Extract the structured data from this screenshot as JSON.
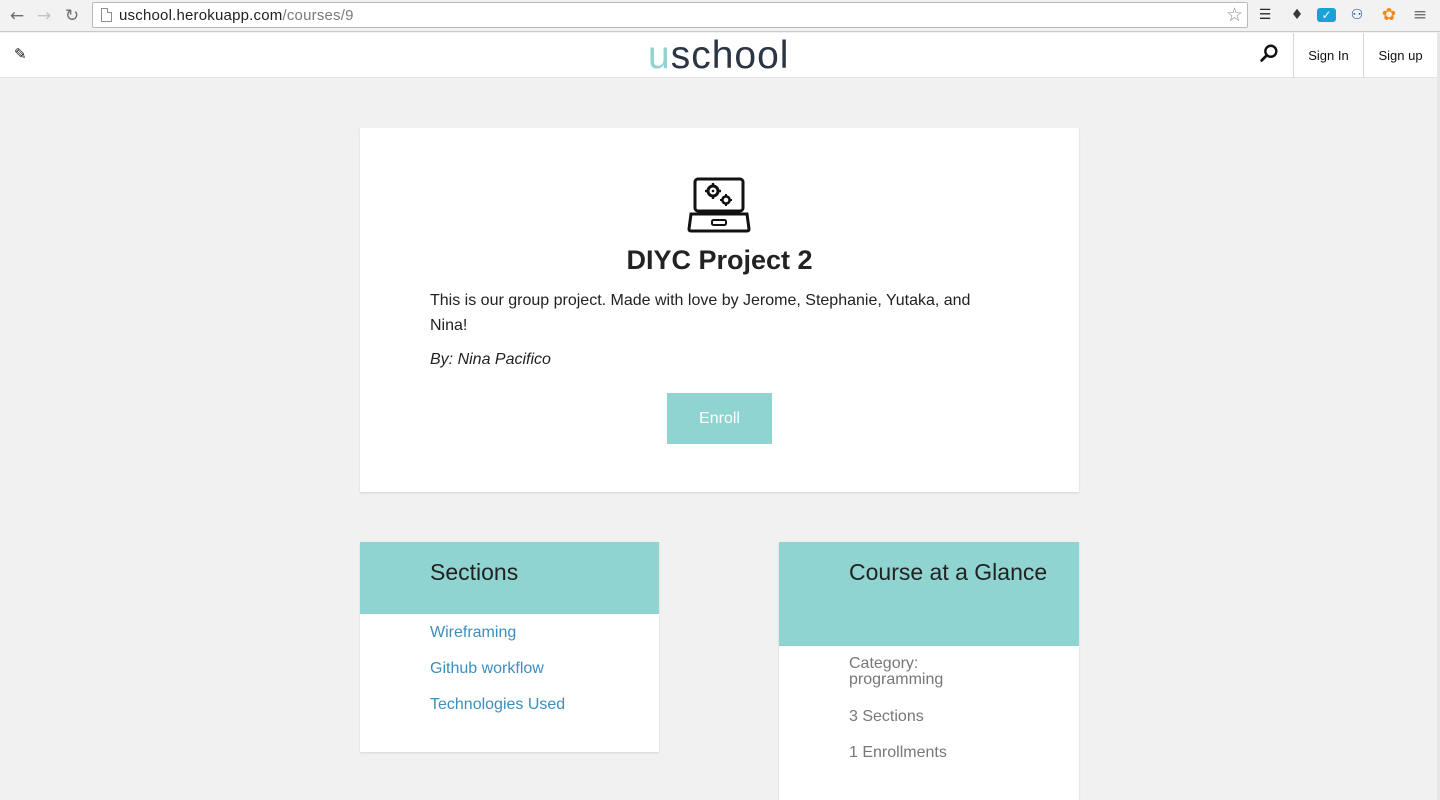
{
  "browser": {
    "url_host": "uschool.herokuapp.com",
    "url_path": "/courses/9"
  },
  "header": {
    "logo_u": "u",
    "logo_rest": "school",
    "sign_in": "Sign In",
    "sign_up": "Sign up"
  },
  "course": {
    "title": "DIYC Project 2",
    "description": "This is our group project. Made with love by Jerome, Stephanie, Yutaka, and Nina!",
    "author": "By: Nina Pacifico",
    "enroll_label": "Enroll"
  },
  "sections": {
    "heading": "Sections",
    "items": [
      "Wireframing",
      "Github workflow",
      "Technologies Used"
    ]
  },
  "glance": {
    "heading": "Course at a Glance",
    "category": "Category: programming",
    "sections_count": "3 Sections",
    "enrollments": "1 Enrollments"
  },
  "colors": {
    "accent": "#8fd4d0",
    "link": "#3d8ebc",
    "page_bg": "#f1f1f1",
    "logo_dark": "#2b3544"
  },
  "icons": {
    "back": "arrow-left-icon",
    "forward": "arrow-right-icon",
    "reload": "reload-icon",
    "bookmark": "star-icon",
    "edit": "pencil-icon",
    "search": "search-icon",
    "course": "laptop-gears-icon",
    "menu": "hamburger-menu-icon"
  }
}
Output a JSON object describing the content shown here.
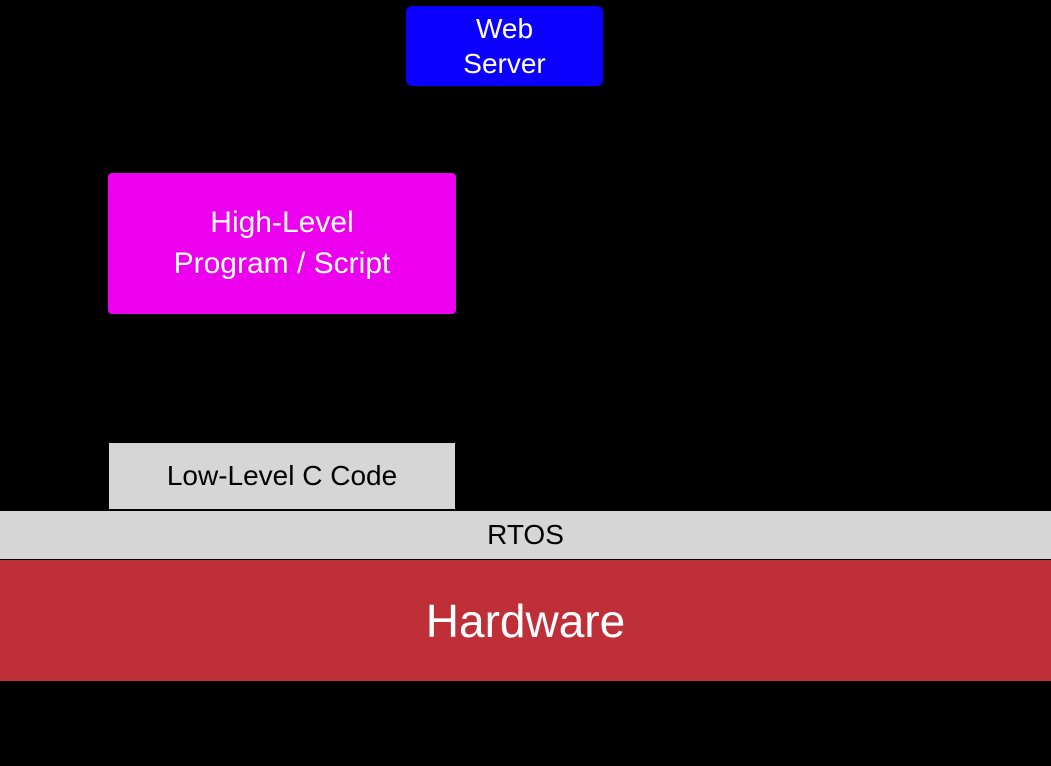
{
  "diagram": {
    "web_server": {
      "line1": "Web",
      "line2": "Server"
    },
    "high_level": {
      "line1": "High-Level",
      "line2": "Program / Script"
    },
    "low_level_c": "Low-Level C Code",
    "rtos": "RTOS",
    "hardware": "Hardware"
  },
  "colors": {
    "background": "#000000",
    "web_server_bg": "#0b00fd",
    "high_level_bg": "#ec00ed",
    "low_level_bg": "#d6d6d6",
    "rtos_bg": "#d6d6d6",
    "hardware_bg": "#bf2f38",
    "text_white": "#ffffff",
    "text_black": "#000000"
  }
}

########

Which lines contain the word "heading"? Return each of them.

FINISHED EXERCISE:
    "heading": "Sections",
    "heading": "Course at a Glance",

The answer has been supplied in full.